● **Stated problem**
In the entries below, find the lines with the word "handle" and copy them.

● **Data for this task**
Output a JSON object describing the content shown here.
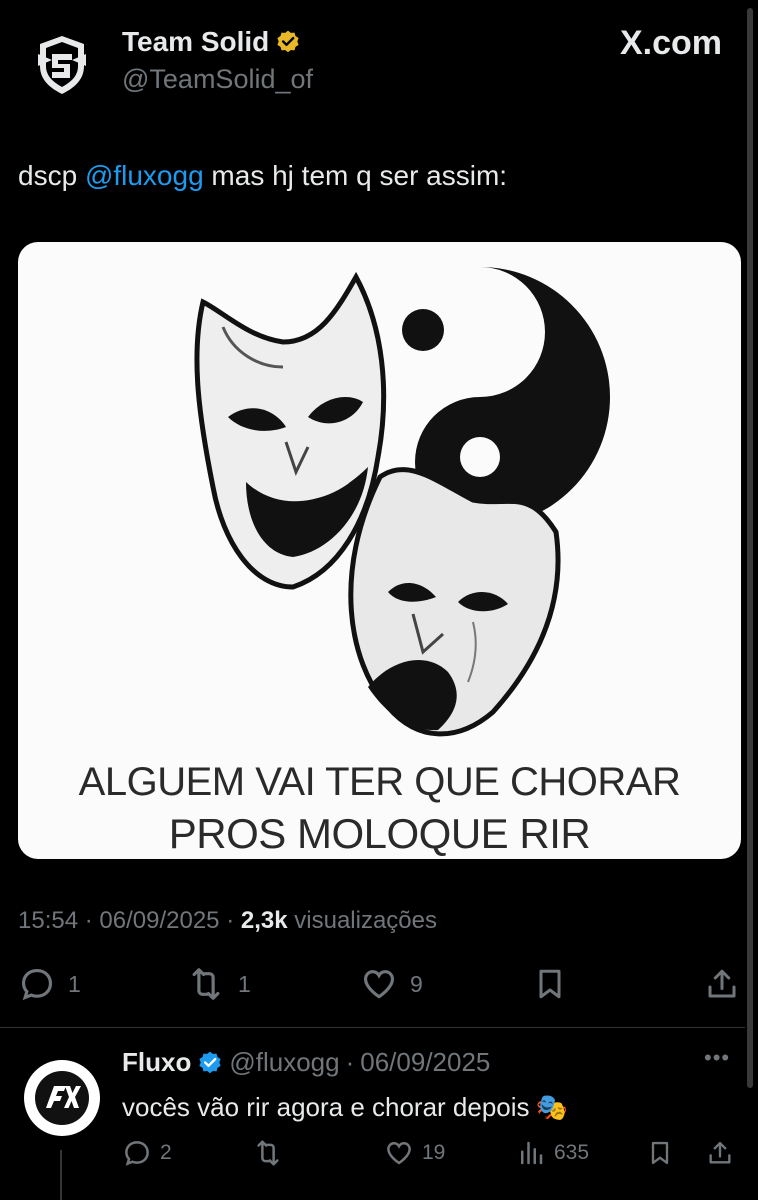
{
  "header": {
    "display_name": "Team Solid",
    "handle": "@TeamSolid_of",
    "site_badge": "X.com"
  },
  "tweet": {
    "text_prefix": "dscp ",
    "mention": "@fluxogg",
    "text_suffix": " mas hj tem q ser assim:",
    "image_caption_line1": "ALGUEM VAI TER QUE CHORAR",
    "image_caption_line2": "PROS MOLOQUE RIR",
    "time": "15:54",
    "date": "06/09/2025",
    "views_count": "2,3k",
    "views_label": "visualizações",
    "actions": {
      "replies": "1",
      "reposts": "1",
      "likes": "9"
    }
  },
  "reply": {
    "display_name": "Fluxo",
    "handle": "@fluxogg",
    "date": "06/09/2025",
    "text": "vocês vão rir agora e chorar depois",
    "emoji": "🎭",
    "actions": {
      "replies": "2",
      "reposts": "",
      "likes": "19",
      "views": "635"
    }
  },
  "colors": {
    "background": "#000000",
    "text_primary": "#e7e9ea",
    "text_secondary": "#71767b",
    "link": "#1d9bf0",
    "verified_gold": "#e8b829",
    "verified_blue": "#1d9bf0"
  },
  "icons": [
    "team-solid-logo-icon",
    "verified-gold-icon",
    "x-logo-icon",
    "reply-icon",
    "repost-icon",
    "like-icon",
    "bookmark-icon",
    "share-icon",
    "verified-blue-icon",
    "fluxo-logo-icon",
    "more-icon",
    "views-icon"
  ]
}
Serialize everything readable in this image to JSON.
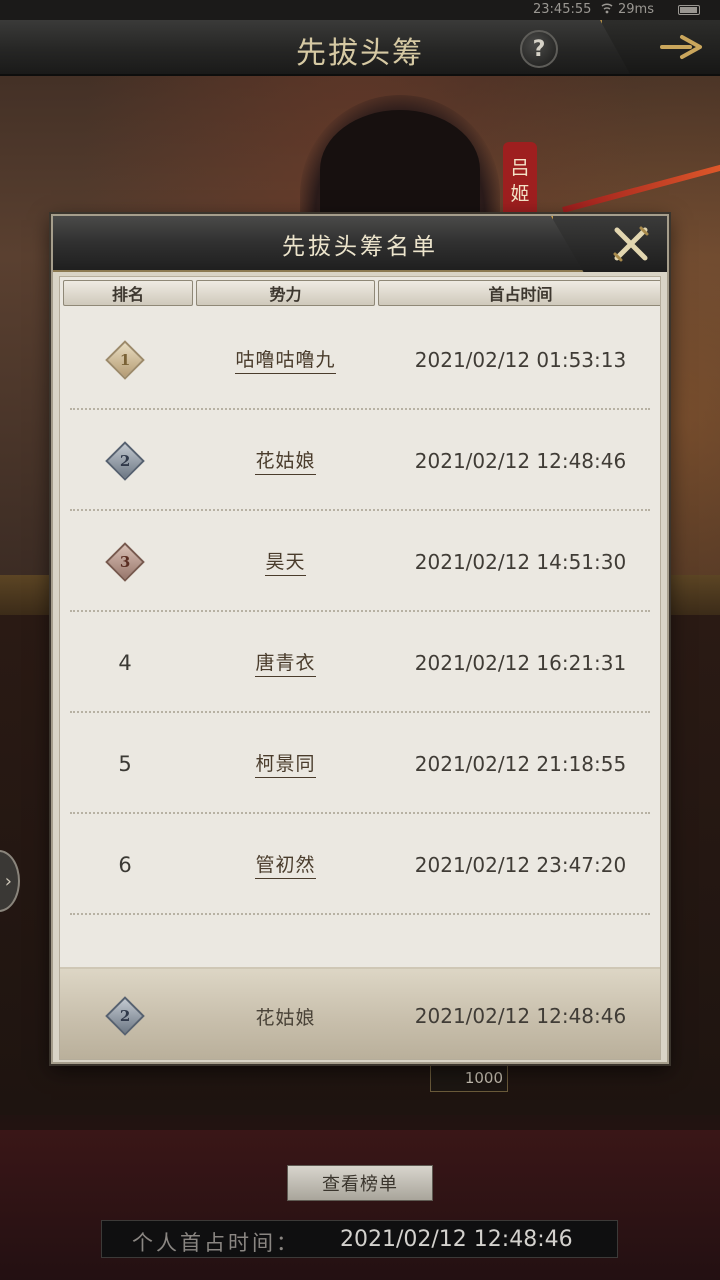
{
  "status_bar": {
    "time": "23:45:55",
    "ping": "29ms"
  },
  "title_bar": {
    "title": "先拔头筹",
    "help_label": "?"
  },
  "background": {
    "character_name_tag": [
      "吕",
      "姬"
    ],
    "reward_value": "1000"
  },
  "dialog": {
    "title": "先拔头筹名单",
    "columns": {
      "rank": "排名",
      "faction": "势力",
      "time": "首占时间"
    },
    "rows": [
      {
        "rank": "1",
        "medal": "gold",
        "faction": "咕噜咕噜九",
        "time": "2021/02/12 01:53:13"
      },
      {
        "rank": "2",
        "medal": "silver",
        "faction": "花姑娘",
        "time": "2021/02/12 12:48:46"
      },
      {
        "rank": "3",
        "medal": "bronze",
        "faction": "昊天",
        "time": "2021/02/12 14:51:30"
      },
      {
        "rank": "4",
        "medal": "none",
        "faction": "唐青衣",
        "time": "2021/02/12 16:21:31"
      },
      {
        "rank": "5",
        "medal": "none",
        "faction": "柯景同",
        "time": "2021/02/12 21:18:55"
      },
      {
        "rank": "6",
        "medal": "none",
        "faction": "管初然",
        "time": "2021/02/12 23:47:20"
      }
    ],
    "self_row": {
      "rank": "2",
      "medal": "silver",
      "faction": "花姑娘",
      "time": "2021/02/12 12:48:46"
    }
  },
  "bottom": {
    "view_list_label": "查看榜单",
    "personal_label": "个人首占时间：",
    "personal_time": "2021/02/12 12:48:46"
  },
  "colors": {
    "accent_gold": "#c49a4a",
    "panel": "#ebe8e1",
    "title_text": "#d6c9a3"
  }
}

● **Written reply**
    "handle": "@TeamSolid_of",
    "handle": "@fluxogg",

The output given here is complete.